» **TASK INSTRUCTIONS**
Each entry must be given again exactly; images do not belong in the copy.

» **EXTRACTED INFORMATION**
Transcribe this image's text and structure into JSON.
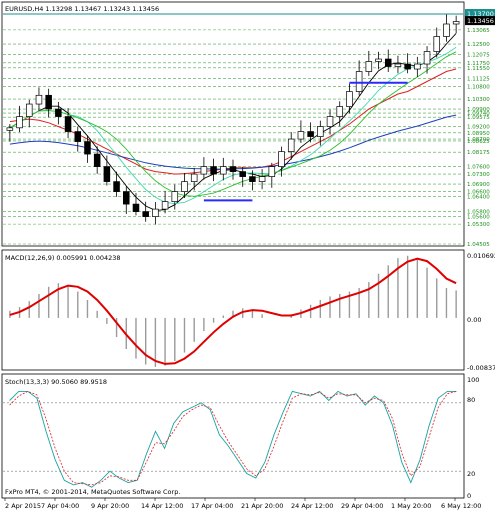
{
  "header": {
    "symbol_line": "EURUSD,H4  1.13298 1.13467 1.13243 1.13456",
    "macd_label": "MACD(12,26,9) 0.005991 0.004238",
    "stoch_label": "Stoch(13,3,3) 90.5060 89.9518",
    "copyright": "FxPro MT4, © 2001-2014, MetaQuotes Software Corp."
  },
  "price_axis": {
    "top_label": "1.13700",
    "current_label": "1.13456",
    "ticks": [
      "1.13065",
      "1.12500",
      "1.12075",
      "1.11750",
      "1.11550",
      "1.11125",
      "1.10800",
      "1.10300",
      "1.09900",
      "1.09740",
      "1.09575",
      "1.09200",
      "1.08950",
      "1.08700",
      "1.08625",
      "1.08175",
      "1.07600",
      "1.07300",
      "1.06900",
      "1.06600",
      "1.06400",
      "1.05800",
      "1.05600",
      "1.05300",
      "1.04505"
    ]
  },
  "macd_axis": {
    "top": "0.010692",
    "zero": "0.00",
    "bottom": "-0.008378"
  },
  "stoch_axis": {
    "top": "100",
    "hi": "80",
    "lo": "20",
    "bottom": "0"
  },
  "time_axis": [
    "2 Apr 2015",
    "7 Apr 04:00",
    "9 Apr 20:00",
    "14 Apr 12:00",
    "17 Apr 04:00",
    "21 Apr 20:00",
    "24 Apr 12:00",
    "29 Apr 04:00",
    "1 May 20:00",
    "6 May 12:00"
  ],
  "colors": {
    "candle": "#000000",
    "ma_red": "#e02020",
    "ma_blue": "#1e3fbf",
    "ma_green": "#2fbf2f",
    "ma_aqua": "#3fd9b0",
    "ma_black": "#000000",
    "hline": "#2a2aff",
    "macd_signal": "#e00000",
    "stoch_main": "#1aa3a3",
    "stoch_signal": "#e02020",
    "grid": "#1b8f1b"
  },
  "chart_data": [
    {
      "type": "line",
      "title": "EURUSD,H4",
      "ylim": [
        1.04505,
        1.137
      ],
      "series": [
        {
          "values": [
            1.0915,
            1.096,
            1.101,
            1.1045,
            1.099,
            1.096,
            1.09,
            1.086,
            1.081,
            1.076,
            1.07,
            1.066,
            1.061,
            1.058,
            1.056,
            1.059,
            1.062,
            1.066,
            1.07,
            1.073,
            1.076,
            1.073,
            1.076,
            1.074,
            1.072,
            1.07,
            1.072,
            1.076,
            1.082,
            1.087,
            1.09,
            1.088,
            1.092,
            1.096,
            1.1,
            1.106,
            1.114,
            1.118,
            1.119,
            1.116,
            1.117,
            1.115,
            1.117,
            1.122,
            1.128,
            1.133,
            1.134
          ]
        },
        {
          "values": [
            1.094,
            1.0945,
            1.095,
            1.0945,
            1.0935,
            1.092,
            1.0905,
            1.089,
            1.087,
            1.085,
            1.083,
            1.081,
            1.079,
            1.077,
            1.075,
            1.074,
            1.0735,
            1.073,
            1.0732,
            1.0735,
            1.074,
            1.0745,
            1.075,
            1.0755,
            1.0755,
            1.0755,
            1.0758,
            1.0765,
            1.078,
            1.08,
            1.082,
            1.084,
            1.086,
            1.088,
            1.0905,
            1.093,
            1.096,
            1.099,
            1.101,
            1.103,
            1.105,
            1.106,
            1.108,
            1.11,
            1.112,
            1.114,
            1.115
          ]
        },
        {
          "values": [
            1.085,
            1.0855,
            1.086,
            1.0862,
            1.086,
            1.0856,
            1.085,
            1.0843,
            1.0835,
            1.0825,
            1.0815,
            1.0805,
            1.0795,
            1.0785,
            1.0775,
            1.0768,
            1.0762,
            1.0757,
            1.0754,
            1.0752,
            1.0751,
            1.075,
            1.075,
            1.0751,
            1.0752,
            1.0754,
            1.0757,
            1.0761,
            1.0767,
            1.0774,
            1.0782,
            1.079,
            1.08,
            1.081,
            1.0822,
            1.0835,
            1.085,
            1.0865,
            1.0878,
            1.089,
            1.0902,
            1.0912,
            1.0922,
            1.0934,
            1.0946,
            1.0958,
            1.0966
          ]
        }
      ]
    },
    {
      "type": "bar",
      "title": "MACD(12,26,9)",
      "ylim": [
        -0.008378,
        0.010692
      ],
      "series": [
        {
          "values": [
            0.0012,
            0.0018,
            0.0028,
            0.004,
            0.0052,
            0.0058,
            0.0054,
            0.0044,
            0.003,
            0.0012,
            -0.001,
            -0.0032,
            -0.0052,
            -0.0068,
            -0.0078,
            -0.0082,
            -0.008,
            -0.0072,
            -0.0058,
            -0.004,
            -0.0022,
            -0.0008,
            0.0004,
            0.0012,
            0.0016,
            0.0014,
            0.0006,
            0.0,
            0.0,
            0.0006,
            0.0014,
            0.0022,
            0.003,
            0.0036,
            0.004,
            0.0044,
            0.005,
            0.006,
            0.0074,
            0.0088,
            0.01,
            0.0104,
            0.0098,
            0.0084,
            0.0066,
            0.005,
            0.0046
          ]
        },
        {
          "values": [
            0.0005,
            0.001,
            0.0018,
            0.0028,
            0.0038,
            0.0048,
            0.0054,
            0.0052,
            0.0044,
            0.003,
            0.0012,
            -0.0008,
            -0.0028,
            -0.0046,
            -0.0062,
            -0.0072,
            -0.0077,
            -0.0076,
            -0.0068,
            -0.0056,
            -0.004,
            -0.0024,
            -0.001,
            0.0002,
            0.001,
            0.0013,
            0.0012,
            0.0008,
            0.0004,
            0.0004,
            0.0008,
            0.0014,
            0.002,
            0.0026,
            0.0032,
            0.0037,
            0.0042,
            0.0048,
            0.0058,
            0.007,
            0.0083,
            0.0094,
            0.0099,
            0.0095,
            0.0082,
            0.0066,
            0.0058
          ]
        }
      ]
    },
    {
      "type": "line",
      "title": "Stoch(13,3,3)",
      "ylim": [
        0,
        100
      ],
      "series": [
        {
          "values": [
            82,
            90,
            90,
            84,
            55,
            30,
            12,
            8,
            10,
            6,
            12,
            20,
            14,
            10,
            12,
            35,
            55,
            40,
            62,
            72,
            76,
            80,
            74,
            52,
            42,
            30,
            18,
            14,
            28,
            52,
            72,
            90,
            88,
            86,
            90,
            82,
            90,
            86,
            88,
            78,
            86,
            80,
            60,
            28,
            10,
            30,
            60,
            84,
            90,
            90
          ]
        },
        {
          "values": [
            78,
            86,
            90,
            87,
            66,
            40,
            20,
            10,
            9,
            8,
            10,
            16,
            15,
            12,
            12,
            28,
            45,
            44,
            55,
            68,
            74,
            78,
            76,
            60,
            46,
            34,
            22,
            16,
            22,
            42,
            64,
            84,
            88,
            87,
            89,
            84,
            88,
            87,
            87,
            80,
            84,
            82,
            66,
            36,
            16,
            24,
            50,
            76,
            88,
            90
          ]
        }
      ]
    }
  ]
}
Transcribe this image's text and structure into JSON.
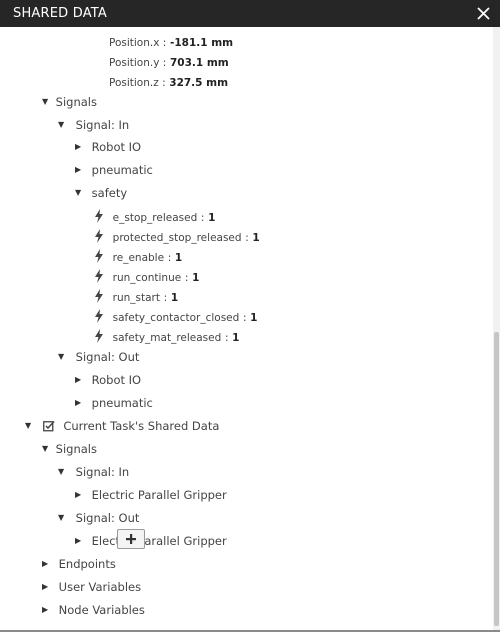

» **EXERCISE SOLUTION**
Transcribe this image's text and structure into JSON.
{
  "header": {
    "symbol_line": "EURUSD,H4  1.13298 1.13467 1.13243 1.13456",
    "macd_label": "MACD(12,26,9) 0.005991 0.004238",
    "stoch_label": "Stoch(13,3,3) 90.5060 89.9518",
    "copyright": "FxPro MT4, © 2001-2014, MetaQuotes Software Corp."
  },
  "price_axis": {
    "top_label": "1.13700",
    "current_label": "1.13456",
    "ticks": [
      "1.13065",
      "1.12500",
      "1.12075",
      "1.11750",
      "1.11550",
      "1.11125",
      "1.10800",
      "1.10300",
      "1.09900",
      "1.09740",
      "1.09575",
      "1.09200",
      "1.08950",
      "1.08700",
      "1.08625",
      "1.08175",
      "1.07600",
      "1.07300",
      "1.06900",
      "1.06600",
      "1.06400",
      "1.05800",
      "1.05600",
      "1.05300",
      "1.04505"
    ]
  },
  "macd_axis": {
    "top": "0.010692",
    "zero": "0.00",
    "bottom": "-0.008378"
  },
  "stoch_axis": {
    "top": "100",
    "hi": "80",
    "lo": "20",
    "bottom": "0"
  },
  "time_axis": [
    "2 Apr 2015",
    "7 Apr 04:00",
    "9 Apr 20:00",
    "14 Apr 12:00",
    "17 Apr 04:00",
    "21 Apr 20:00",
    "24 Apr 12:00",
    "29 Apr 04:00",
    "1 May 20:00",
    "6 May 12:00"
  ],
  "colors": {
    "candle": "#000000",
    "ma_red": "#e02020",
    "ma_blue": "#1e3fbf",
    "ma_green": "#2fbf2f",
    "ma_aqua": "#3fd9b0",
    "ma_black": "#000000",
    "hline": "#2a2aff",
    "macd_signal": "#e00000",
    "stoch_main": "#1aa3a3",
    "stoch_signal": "#e02020",
    "grid": "#1b8f1b"
  },
  "chart_data": [
    {
      "type": "line",
      "title": "EURUSD,H4",
      "ylim": [
        1.04505,
        1.137
      ],
      "series": [
        {
          "values": [
            1.0915,
            1.096,
            1.101,
            1.1045,
            1.099,
            1.096,
            1.09,
            1.086,
            1.081,
            1.076,
            1.07,
            1.066,
            1.061,
            1.058,
            1.056,
            1.059,
            1.062,
            1.066,
            1.07,
            1.073,
            1.076,
            1.073,
            1.076,
            1.074,
            1.072,
            1.07,
            1.072,
            1.076,
            1.082,
            1.087,
            1.09,
            1.088,
            1.092,
            1.096,
            1.1,
            1.106,
            1.114,
            1.118,
            1.119,
            1.116,
            1.117,
            1.115,
            1.117,
            1.122,
            1.128,
            1.133,
            1.134
          ]
        },
        {
          "values": [
            1.094,
            1.0945,
            1.095,
            1.0945,
            1.0935,
            1.092,
            1.0905,
            1.089,
            1.087,
            1.085,
            1.083,
            1.081,
            1.079,
            1.077,
            1.075,
            1.074,
            1.0735,
            1.073,
            1.0732,
            1.0735,
            1.074,
            1.0745,
            1.075,
            1.0755,
            1.0755,
            1.0755,
            1.0758,
            1.0765,
            1.078,
            1.08,
            1.082,
            1.084,
            1.086,
            1.088,
            1.0905,
            1.093,
            1.096,
            1.099,
            1.101,
            1.103,
            1.105,
            1.106,
            1.108,
            1.11,
            1.112,
            1.114,
            1.115
          ]
        },
        {
          "values": [
            1.085,
            1.0855,
            1.086,
            1.0862,
            1.086,
            1.0856,
            1.085,
            1.0843,
            1.0835,
            1.0825,
            1.0815,
            1.0805,
            1.0795,
            1.0785,
            1.0775,
            1.0768,
            1.0762,
            1.0757,
            1.0754,
            1.0752,
            1.0751,
            1.075,
            1.075,
            1.0751,
            1.0752,
            1.0754,
            1.0757,
            1.0761,
            1.0767,
            1.0774,
            1.0782,
            1.079,
            1.08,
            1.081,
            1.0822,
            1.0835,
            1.085,
            1.0865,
            1.0878,
            1.089,
            1.0902,
            1.0912,
            1.0922,
            1.0934,
            1.0946,
            1.0958,
            1.0966
          ]
        }
      ]
    },
    {
      "type": "bar",
      "title": "MACD(12,26,9)",
      "ylim": [
        -0.008378,
        0.010692
      ],
      "series": [
        {
          "values": [
            0.0012,
            0.0018,
            0.0028,
            0.004,
            0.0052,
            0.0058,
            0.0054,
            0.0044,
            0.003,
            0.0012,
            -0.001,
            -0.0032,
            -0.0052,
            -0.0068,
            -0.0078,
            -0.0082,
            -0.008,
            -0.0072,
            -0.0058,
            -0.004,
            -0.0022,
            -0.0008,
            0.0004,
            0.0012,
            0.0016,
            0.0014,
            0.0006,
            0.0,
            0.0,
            0.0006,
            0.0014,
            0.0022,
            0.003,
            0.0036,
            0.004,
            0.0044,
            0.005,
            0.006,
            0.0074,
            0.0088,
            0.01,
            0.0104,
            0.0098,
            0.0084,
            0.0066,
            0.005,
            0.0046
          ]
        },
        {
          "values": [
            0.0005,
            0.001,
            0.0018,
            0.0028,
            0.0038,
            0.0048,
            0.0054,
            0.0052,
            0.0044,
            0.003,
            0.0012,
            -0.0008,
            -0.0028,
            -0.0046,
            -0.0062,
            -0.0072,
            -0.0077,
            -0.0076,
            -0.0068,
            -0.0056,
            -0.004,
            -0.0024,
            -0.001,
            0.0002,
            0.001,
            0.0013,
            0.0012,
            0.0008,
            0.0004,
            0.0004,
            0.0008,
            0.0014,
            0.002,
            0.0026,
            0.0032,
            0.0037,
            0.0042,
            0.0048,
            0.0058,
            0.007,
            0.0083,
            0.0094,
            0.0099,
            0.0095,
            0.0082,
            0.0066,
            0.0058
          ]
        }
      ]
    },
    {
      "type": "line",
      "title": "Stoch(13,3,3)",
      "ylim": [
        0,
        100
      ],
      "series": [
        {
          "values": [
            82,
            90,
            90,
            84,
            55,
            30,
            12,
            8,
            10,
            6,
            12,
            20,
            14,
            10,
            12,
            35,
            55,
            40,
            62,
            72,
            76,
            80,
            74,
            52,
            42,
            30,
            18,
            14,
            28,
            52,
            72,
            90,
            88,
            86,
            90,
            82,
            90,
            86,
            88,
            78,
            86,
            80,
            60,
            28,
            10,
            30,
            60,
            84,
            90,
            90
          ]
        },
        {
          "values": [
            78,
            86,
            90,
            87,
            66,
            40,
            20,
            10,
            9,
            8,
            10,
            16,
            15,
            12,
            12,
            28,
            45,
            44,
            55,
            68,
            74,
            78,
            76,
            60,
            46,
            34,
            22,
            16,
            22,
            42,
            64,
            84,
            88,
            87,
            89,
            84,
            88,
            87,
            87,
            80,
            84,
            82,
            66,
            36,
            16,
            24,
            50,
            76,
            88,
            90
          ]
        }
      ]
    }
  ]
}
Transcribe this image's text and structure into JSON.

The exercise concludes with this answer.